[Stored records]
┌──
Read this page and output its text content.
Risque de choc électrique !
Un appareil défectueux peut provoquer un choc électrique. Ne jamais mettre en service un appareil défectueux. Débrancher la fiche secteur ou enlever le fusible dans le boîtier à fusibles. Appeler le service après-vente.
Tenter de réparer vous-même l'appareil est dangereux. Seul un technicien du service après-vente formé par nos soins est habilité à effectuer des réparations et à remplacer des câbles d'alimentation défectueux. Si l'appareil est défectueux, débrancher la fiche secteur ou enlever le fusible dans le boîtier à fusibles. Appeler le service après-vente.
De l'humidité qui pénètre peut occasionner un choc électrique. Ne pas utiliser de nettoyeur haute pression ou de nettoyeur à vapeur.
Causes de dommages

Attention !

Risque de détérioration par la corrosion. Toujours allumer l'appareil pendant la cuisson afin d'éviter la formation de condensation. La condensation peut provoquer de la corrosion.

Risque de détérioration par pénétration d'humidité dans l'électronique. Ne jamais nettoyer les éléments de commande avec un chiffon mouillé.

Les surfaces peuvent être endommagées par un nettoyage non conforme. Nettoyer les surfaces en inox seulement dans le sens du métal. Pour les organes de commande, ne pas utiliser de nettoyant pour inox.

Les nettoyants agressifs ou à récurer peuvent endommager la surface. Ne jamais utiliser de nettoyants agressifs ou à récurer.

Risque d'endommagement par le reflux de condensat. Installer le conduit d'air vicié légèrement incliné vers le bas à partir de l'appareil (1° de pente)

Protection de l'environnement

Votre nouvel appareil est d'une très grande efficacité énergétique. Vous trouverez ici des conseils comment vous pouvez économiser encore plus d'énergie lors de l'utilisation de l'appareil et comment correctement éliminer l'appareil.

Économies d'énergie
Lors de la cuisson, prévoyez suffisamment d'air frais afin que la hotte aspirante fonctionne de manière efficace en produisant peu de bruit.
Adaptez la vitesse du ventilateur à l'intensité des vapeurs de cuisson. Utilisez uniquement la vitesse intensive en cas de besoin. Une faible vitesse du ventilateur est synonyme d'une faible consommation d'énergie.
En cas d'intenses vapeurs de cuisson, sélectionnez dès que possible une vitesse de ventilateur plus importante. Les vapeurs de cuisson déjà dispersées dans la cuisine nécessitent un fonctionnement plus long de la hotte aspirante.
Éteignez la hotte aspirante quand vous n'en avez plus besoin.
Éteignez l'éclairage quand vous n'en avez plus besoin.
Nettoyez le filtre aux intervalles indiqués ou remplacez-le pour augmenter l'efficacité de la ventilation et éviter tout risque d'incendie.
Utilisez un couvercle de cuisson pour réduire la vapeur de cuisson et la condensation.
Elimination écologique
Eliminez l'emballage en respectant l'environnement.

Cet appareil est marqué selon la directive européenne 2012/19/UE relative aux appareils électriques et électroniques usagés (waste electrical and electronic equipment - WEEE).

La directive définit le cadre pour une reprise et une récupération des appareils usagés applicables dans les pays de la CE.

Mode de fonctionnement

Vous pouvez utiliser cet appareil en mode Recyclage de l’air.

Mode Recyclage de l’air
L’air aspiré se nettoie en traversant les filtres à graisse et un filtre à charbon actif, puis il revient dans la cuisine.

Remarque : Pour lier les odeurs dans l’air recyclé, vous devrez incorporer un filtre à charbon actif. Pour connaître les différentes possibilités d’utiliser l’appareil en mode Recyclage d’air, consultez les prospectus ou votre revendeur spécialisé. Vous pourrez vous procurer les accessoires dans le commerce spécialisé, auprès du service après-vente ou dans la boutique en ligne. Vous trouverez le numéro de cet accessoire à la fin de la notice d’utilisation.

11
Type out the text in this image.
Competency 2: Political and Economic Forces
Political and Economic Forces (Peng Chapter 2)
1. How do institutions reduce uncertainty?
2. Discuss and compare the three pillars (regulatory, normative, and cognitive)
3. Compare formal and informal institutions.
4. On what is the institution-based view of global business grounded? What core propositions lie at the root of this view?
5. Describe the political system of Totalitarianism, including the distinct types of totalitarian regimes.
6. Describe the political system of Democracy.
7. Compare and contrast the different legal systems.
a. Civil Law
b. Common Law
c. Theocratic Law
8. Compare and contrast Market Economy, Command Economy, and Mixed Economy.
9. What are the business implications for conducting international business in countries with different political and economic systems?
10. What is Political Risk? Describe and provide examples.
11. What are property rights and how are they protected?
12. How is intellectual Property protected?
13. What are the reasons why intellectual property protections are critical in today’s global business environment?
└──
■ GIVEN REQUEST
Extract all of the data shown above without alteration.

■ ANSWER BELOW
Read this page and output its text content.
Risque de choc électrique !
Un appareil défectueux peut provoquer un choc électrique. Ne jamais mettre en service un appareil défectueux. Débrancher la fiche secteur ou enlever le fusible dans le boîtier à fusibles. Appeler le service après-vente.
Tenter de réparer vous-même l'appareil est dangereux. Seul un technicien du service après-vente formé par nos soins est habilité à effectuer des réparations et à remplacer des câbles d'alimentation défectueux. Si l'appareil est défectueux, débrancher la fiche secteur ou enlever le fusible dans le boîtier à fusibles. Appeler le service après-vente.
De l'humidité qui pénètre peut occasionner un choc électrique. Ne pas utiliser de nettoyeur haute pression ou de nettoyeur à vapeur.
Causes de dommages

Attention !

Risque de détérioration par la corrosion. Toujours allumer l'appareil pendant la cuisson afin d'éviter la formation de condensation. La condensation peut provoquer de la corrosion.

Risque de détérioration par pénétration d'humidité dans l'électronique. Ne jamais nettoyer les éléments de commande avec un chiffon mouillé.

Les surfaces peuvent être endommagées par un nettoyage non conforme. Nettoyer les surfaces en inox seulement dans le sens du métal. Pour les organes de commande, ne pas utiliser de nettoyant pour inox.

Les nettoyants agressifs ou à récurer peuvent endommager la surface. Ne jamais utiliser de nettoyants agressifs ou à récurer.

Risque d'endommagement par le reflux de condensat. Installer le conduit d'air vicié légèrement incliné vers le bas à partir de l'appareil (1° de pente)

Protection de l'environnement

Votre nouvel appareil est d'une très grande efficacité énergétique. Vous trouverez ici des conseils comment vous pouvez économiser encore plus d'énergie lors de l'utilisation de l'appareil et comment correctement éliminer l'appareil.

Économies d'énergie
Lors de la cuisson, prévoyez suffisamment d'air frais afin que la hotte aspirante fonctionne de manière efficace en produisant peu de bruit.
Adaptez la vitesse du ventilateur à l'intensité des vapeurs de cuisson. Utilisez uniquement la vitesse intensive en cas de besoin. Une faible vitesse du ventilateur est synonyme d'une faible consommation d'énergie.
En cas d'intenses vapeurs de cuisson, sélectionnez dès que possible une vitesse de ventilateur plus importante. Les vapeurs de cuisson déjà dispersées dans la cuisine nécessitent un fonctionnement plus long de la hotte aspirante.
Éteignez la hotte aspirante quand vous n'en avez plus besoin.
Éteignez l'éclairage quand vous n'en avez plus besoin.
Nettoyez le filtre aux intervalles indiqués ou remplacez-le pour augmenter l'efficacité de la ventilation et éviter tout risque d'incendie.
Utilisez un couvercle de cuisson pour réduire la vapeur de cuisson et la condensation.
Elimination écologique
Eliminez l'emballage en respectant l'environnement.

Cet appareil est marqué selon la directive européenne 2012/19/UE relative aux appareils électriques et électroniques usagés (waste electrical and electronic equipment - WEEE).

La directive définit le cadre pour une reprise et une récupération des appareils usagés applicables dans les pays de la CE.

Mode de fonctionnement

Vous pouvez utiliser cet appareil en mode Recyclage de l’air.

Mode Recyclage de l’air
L’air aspiré se nettoie en traversant les filtres à graisse et un filtre à charbon actif, puis il revient dans la cuisine.

Remarque : Pour lier les odeurs dans l’air recyclé, vous devrez incorporer un filtre à charbon actif. Pour connaître les différentes possibilités d’utiliser l’appareil en mode Recyclage d’air, consultez les prospectus ou votre revendeur spécialisé. Vous pourrez vous procurer les accessoires dans le commerce spécialisé, auprès du service après-vente ou dans la boutique en ligne. Vous trouverez le numéro de cet accessoire à la fin de la notice d’utilisation.

11
Type out the text in this image.
Competency 2: Political and Economic Forces
Political and Economic Forces (Peng Chapter 2)
1. How do institutions reduce uncertainty?
2. Discuss and compare the three pillars (regulatory, normative, and cognitive)
3. Compare formal and informal institutions.
4. On what is the institution-based view of global business grounded? What core propositions lie at the root of this view?
5. Describe the political system of Totalitarianism, including the distinct types of totalitarian regimes.
6. Describe the political system of Democracy.
7. Compare and contrast the different legal systems.
a. Civil Law
b. Common Law
c. Theocratic Law
8. Compare and contrast Market Economy, Command Economy, and Mixed Economy.
9. What are the business implications for conducting international business in countries with different political and economic systems?
10. What is Political Risk? Describe and provide examples.
11. What are property rights and how are they protected?
12. How is intellectual Property protected?
13. What are the reasons why intellectual property protections are critical in today’s global business environment?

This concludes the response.